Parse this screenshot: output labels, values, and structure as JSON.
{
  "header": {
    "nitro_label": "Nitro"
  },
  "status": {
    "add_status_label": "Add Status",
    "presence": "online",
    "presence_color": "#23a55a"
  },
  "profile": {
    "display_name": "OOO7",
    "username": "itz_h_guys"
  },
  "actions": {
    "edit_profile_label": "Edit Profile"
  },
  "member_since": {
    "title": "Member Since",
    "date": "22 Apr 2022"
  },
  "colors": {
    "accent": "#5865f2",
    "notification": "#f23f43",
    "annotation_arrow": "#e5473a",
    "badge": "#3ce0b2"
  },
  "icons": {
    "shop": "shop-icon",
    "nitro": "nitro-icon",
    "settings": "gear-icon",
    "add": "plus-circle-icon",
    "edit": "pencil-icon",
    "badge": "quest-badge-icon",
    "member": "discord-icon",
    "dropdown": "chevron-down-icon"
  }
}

—————

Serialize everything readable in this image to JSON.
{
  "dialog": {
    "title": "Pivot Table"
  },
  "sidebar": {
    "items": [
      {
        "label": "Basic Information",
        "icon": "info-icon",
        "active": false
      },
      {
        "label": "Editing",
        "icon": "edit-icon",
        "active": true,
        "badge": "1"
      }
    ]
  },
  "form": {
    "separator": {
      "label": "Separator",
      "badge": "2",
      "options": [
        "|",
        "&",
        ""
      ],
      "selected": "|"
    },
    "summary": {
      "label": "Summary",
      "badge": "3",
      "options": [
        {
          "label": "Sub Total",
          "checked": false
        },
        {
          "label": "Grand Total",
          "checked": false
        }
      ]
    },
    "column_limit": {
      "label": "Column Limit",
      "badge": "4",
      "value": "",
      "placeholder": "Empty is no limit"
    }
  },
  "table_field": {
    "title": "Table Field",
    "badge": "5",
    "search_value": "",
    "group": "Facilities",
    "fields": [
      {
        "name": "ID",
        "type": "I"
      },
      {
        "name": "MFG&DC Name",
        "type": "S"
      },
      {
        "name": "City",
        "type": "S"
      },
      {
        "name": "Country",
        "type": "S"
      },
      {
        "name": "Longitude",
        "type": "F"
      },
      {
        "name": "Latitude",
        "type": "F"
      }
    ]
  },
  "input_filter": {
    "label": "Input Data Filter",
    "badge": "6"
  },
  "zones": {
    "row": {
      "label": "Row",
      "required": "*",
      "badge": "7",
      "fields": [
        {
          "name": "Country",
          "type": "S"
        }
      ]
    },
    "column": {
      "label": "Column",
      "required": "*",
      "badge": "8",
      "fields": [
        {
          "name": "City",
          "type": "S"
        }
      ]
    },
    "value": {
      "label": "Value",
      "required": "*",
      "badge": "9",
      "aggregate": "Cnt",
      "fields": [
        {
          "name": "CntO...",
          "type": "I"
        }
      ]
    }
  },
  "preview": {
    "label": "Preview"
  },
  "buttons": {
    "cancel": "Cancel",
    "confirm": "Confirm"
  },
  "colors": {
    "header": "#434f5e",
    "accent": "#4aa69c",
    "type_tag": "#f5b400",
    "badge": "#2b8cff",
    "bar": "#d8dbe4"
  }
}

—————

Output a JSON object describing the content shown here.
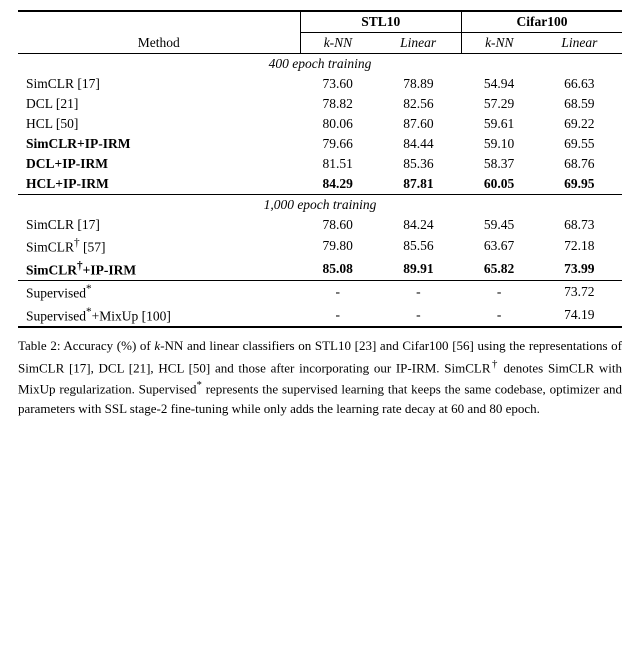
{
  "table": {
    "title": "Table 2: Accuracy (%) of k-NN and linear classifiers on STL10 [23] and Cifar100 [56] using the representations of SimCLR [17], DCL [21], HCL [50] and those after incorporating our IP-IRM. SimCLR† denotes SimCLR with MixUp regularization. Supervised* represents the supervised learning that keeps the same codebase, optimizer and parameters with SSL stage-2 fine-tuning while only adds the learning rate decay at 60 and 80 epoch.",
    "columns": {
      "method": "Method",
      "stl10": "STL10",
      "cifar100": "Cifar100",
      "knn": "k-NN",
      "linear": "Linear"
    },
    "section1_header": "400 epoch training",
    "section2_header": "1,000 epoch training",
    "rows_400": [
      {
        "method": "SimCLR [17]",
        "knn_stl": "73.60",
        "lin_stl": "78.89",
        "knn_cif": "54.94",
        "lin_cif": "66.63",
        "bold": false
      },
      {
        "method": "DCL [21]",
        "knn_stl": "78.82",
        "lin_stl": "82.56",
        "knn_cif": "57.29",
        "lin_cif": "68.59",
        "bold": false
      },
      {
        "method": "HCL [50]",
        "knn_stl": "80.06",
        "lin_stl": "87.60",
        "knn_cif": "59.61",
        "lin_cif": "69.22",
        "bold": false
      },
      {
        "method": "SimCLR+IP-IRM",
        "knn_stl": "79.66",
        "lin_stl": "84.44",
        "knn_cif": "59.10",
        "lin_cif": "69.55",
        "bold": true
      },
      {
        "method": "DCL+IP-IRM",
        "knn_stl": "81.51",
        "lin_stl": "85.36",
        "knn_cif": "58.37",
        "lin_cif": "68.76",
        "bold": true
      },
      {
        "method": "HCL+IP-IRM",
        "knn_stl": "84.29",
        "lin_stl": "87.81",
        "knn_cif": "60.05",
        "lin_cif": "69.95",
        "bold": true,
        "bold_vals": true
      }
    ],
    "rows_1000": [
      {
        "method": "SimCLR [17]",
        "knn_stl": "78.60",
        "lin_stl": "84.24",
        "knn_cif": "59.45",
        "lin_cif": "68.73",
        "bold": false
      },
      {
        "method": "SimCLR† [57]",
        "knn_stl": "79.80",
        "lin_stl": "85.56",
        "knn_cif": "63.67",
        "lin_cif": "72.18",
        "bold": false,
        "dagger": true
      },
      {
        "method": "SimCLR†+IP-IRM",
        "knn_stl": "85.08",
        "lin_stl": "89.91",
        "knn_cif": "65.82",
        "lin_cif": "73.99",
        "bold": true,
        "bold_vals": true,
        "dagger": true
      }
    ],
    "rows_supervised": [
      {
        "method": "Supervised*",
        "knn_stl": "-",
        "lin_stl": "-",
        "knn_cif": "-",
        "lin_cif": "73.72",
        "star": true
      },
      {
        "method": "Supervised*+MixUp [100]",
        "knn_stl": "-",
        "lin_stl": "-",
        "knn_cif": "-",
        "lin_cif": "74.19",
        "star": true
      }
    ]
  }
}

—————

* TASK OBJECTIVE
Select from the material above each line in which the string "epoch" appears, and list those lines.

* RESULT
    "title": "Table 2: Accuracy (%) of k-NN and linear classifiers on STL10 [23] and Cifar100 [56] using the representations of SimCLR [17], DCL [21], HCL [50] and those after incorporating our IP-IRM. SimCLR† denotes SimCLR with MixUp regularization. Supervised* represents the supervised learning that keeps the same codebase, optimizer and parameters with SSL stage-2 fine-tuning while only adds the learning rate decay at 60 and 80 epoch.",
    "section1_header": "400 epoch training",
    "section2_header": "1,000 epoch training",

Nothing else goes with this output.